SOURCE PASSAGE >>
Oliver's Mount is an area of high ground overlooking Scarborough, North Yorkshire, England. It offers views over the town, a tribute monument to the war dead, camping and caravanning at selected times of the year, 10 football pitches, 1 rugby league pitch, in the past a small school, and a cafe, but may be primarily known for its motorcycle races. Oliver's Mount first held a motorcycle race in 1946, and continues to hold motorcycle circuit racing today, and also holds car rally and car hill-climb events. Cars have raced here twice, in 1955 and 1956.

In 2016 Oliver's Mount was the summit for the final classified climb on the third stage of the Tour de Yorkshire cycle race.

The site also houses the broadcasting transmitter which provides TV and radio services to Scarborough and the surrounding areas.

Oliver's Mount is named after Oliver Cromwell, as it was thought that he had sited guns there, although there is no evidence that Cromwell visited Scarborough during the Civil War. This name was in use by 1804; previously the hill was known as Weaponness, which now refers to the area of the town around Oliver's Mount and Filey Road, and one of the wards of the borough.

QUESTIONS TO ANSWER >>
a) Could you update the passage about Oliver's Mount, changing "football pitches" to "soccer fields"? Begin at the words "Oliver's Mount is an" and stop after "the surrounding areas.".
b) In the passage about Oliver's Mount, in what year did the site first hold a motorcycle race?
The records are separate material with no connection to the passage about Oliver's Mount.

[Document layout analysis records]
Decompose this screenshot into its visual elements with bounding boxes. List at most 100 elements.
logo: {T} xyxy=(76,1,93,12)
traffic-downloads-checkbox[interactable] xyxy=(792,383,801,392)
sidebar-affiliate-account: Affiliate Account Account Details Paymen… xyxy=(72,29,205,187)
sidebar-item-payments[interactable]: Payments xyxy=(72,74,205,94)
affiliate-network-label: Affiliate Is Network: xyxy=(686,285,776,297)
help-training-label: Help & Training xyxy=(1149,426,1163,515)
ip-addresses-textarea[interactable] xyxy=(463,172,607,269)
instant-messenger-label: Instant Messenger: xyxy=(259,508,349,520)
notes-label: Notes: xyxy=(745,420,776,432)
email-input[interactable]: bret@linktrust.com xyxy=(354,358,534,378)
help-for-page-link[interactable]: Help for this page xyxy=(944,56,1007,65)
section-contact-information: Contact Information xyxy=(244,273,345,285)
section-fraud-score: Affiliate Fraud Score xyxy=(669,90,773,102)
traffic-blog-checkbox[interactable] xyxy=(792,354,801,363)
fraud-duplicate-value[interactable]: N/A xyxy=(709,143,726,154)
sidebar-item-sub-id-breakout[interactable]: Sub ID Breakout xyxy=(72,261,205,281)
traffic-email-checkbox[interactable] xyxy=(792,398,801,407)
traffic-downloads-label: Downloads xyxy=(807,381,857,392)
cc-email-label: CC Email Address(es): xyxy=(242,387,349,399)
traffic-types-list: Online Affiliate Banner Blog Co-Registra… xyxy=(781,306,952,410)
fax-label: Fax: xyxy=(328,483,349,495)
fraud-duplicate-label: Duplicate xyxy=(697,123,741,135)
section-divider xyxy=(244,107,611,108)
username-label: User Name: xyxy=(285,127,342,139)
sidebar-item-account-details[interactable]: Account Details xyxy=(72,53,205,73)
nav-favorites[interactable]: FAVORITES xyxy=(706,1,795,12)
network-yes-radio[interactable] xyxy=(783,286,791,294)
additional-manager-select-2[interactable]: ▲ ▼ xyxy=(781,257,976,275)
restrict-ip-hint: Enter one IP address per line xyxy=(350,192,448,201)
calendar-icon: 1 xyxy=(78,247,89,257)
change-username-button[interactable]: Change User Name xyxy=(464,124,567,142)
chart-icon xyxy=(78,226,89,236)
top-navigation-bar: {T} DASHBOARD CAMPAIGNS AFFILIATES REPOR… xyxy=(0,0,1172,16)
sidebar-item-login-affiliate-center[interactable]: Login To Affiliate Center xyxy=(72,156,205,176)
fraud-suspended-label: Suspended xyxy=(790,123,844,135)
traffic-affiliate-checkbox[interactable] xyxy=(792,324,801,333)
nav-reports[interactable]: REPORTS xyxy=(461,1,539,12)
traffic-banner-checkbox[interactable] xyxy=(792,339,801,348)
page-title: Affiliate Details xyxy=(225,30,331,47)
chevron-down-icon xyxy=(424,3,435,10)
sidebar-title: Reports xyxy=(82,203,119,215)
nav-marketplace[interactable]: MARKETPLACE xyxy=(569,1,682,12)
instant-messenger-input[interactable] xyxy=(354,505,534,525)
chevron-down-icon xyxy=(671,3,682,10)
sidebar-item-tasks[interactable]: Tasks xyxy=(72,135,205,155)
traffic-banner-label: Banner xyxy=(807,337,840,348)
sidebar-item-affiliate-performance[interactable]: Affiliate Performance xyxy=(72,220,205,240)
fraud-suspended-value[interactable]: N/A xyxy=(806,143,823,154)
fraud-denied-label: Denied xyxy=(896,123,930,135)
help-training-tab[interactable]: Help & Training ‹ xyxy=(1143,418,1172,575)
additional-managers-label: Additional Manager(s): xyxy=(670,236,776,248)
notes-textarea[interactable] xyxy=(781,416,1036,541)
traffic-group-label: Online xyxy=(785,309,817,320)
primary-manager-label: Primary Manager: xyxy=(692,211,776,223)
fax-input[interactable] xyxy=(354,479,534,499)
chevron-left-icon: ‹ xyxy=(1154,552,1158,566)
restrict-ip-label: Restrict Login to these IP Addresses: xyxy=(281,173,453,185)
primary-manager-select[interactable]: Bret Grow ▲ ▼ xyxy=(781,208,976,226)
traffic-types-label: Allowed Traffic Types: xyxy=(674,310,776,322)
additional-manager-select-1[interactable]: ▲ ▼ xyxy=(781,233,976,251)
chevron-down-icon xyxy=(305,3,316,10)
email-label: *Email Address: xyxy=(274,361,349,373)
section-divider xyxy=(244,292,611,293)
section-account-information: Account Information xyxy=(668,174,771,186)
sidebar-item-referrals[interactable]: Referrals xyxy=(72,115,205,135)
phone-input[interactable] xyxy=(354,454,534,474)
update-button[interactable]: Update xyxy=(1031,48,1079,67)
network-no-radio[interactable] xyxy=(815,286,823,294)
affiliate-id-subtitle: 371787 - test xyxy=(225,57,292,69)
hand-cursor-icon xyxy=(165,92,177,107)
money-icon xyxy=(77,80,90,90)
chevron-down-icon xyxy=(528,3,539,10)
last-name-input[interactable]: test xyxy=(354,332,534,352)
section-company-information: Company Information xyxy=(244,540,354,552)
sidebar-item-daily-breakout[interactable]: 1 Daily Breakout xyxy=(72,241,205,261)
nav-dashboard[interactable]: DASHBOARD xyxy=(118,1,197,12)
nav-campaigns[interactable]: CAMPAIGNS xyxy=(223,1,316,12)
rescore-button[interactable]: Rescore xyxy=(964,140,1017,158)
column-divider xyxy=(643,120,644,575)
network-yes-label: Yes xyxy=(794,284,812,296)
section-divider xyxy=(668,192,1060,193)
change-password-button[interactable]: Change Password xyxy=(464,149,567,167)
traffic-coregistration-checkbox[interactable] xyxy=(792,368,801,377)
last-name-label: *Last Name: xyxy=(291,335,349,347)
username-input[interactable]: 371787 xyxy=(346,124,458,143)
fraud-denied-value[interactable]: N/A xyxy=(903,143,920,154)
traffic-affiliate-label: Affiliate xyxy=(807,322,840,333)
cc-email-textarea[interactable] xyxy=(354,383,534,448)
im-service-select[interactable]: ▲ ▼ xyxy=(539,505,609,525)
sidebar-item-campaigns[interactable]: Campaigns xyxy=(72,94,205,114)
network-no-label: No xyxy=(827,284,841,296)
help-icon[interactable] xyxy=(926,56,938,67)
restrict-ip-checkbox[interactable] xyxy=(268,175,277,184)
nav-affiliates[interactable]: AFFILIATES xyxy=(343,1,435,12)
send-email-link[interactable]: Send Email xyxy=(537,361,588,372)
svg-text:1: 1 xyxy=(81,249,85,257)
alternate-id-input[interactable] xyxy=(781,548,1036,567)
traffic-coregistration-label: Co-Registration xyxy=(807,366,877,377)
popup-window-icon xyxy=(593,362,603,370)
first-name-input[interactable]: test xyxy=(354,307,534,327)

SOLUTIONS BELOW >>
a)
Oliver's Mount is an area of high ground overlooking Scarborough, North Yorkshire, England. It offers views over the town, a tribute monument to the war dead, camping and caravanning at selected times of the year, 10 soccer fields, 1 rugby league pitch, in the past a small school, and a cafe, but may be primarily known for its motorcycle races. Oliver's Mount first held a motorcycle race in 1946, and continues to hold motorcycle circuit racing today, and also holds car rally and car hill-climb events. Cars have raced here twice, in 1955 and 1956.

In 2016 Oliver's Mount was the summit for the final classified climb on the third stage of the Tour de Yorkshire cycle race.

The site also houses the broadcasting transmitter which provides TV and radio services to Scarborough and the surrounding areas.

b) 1946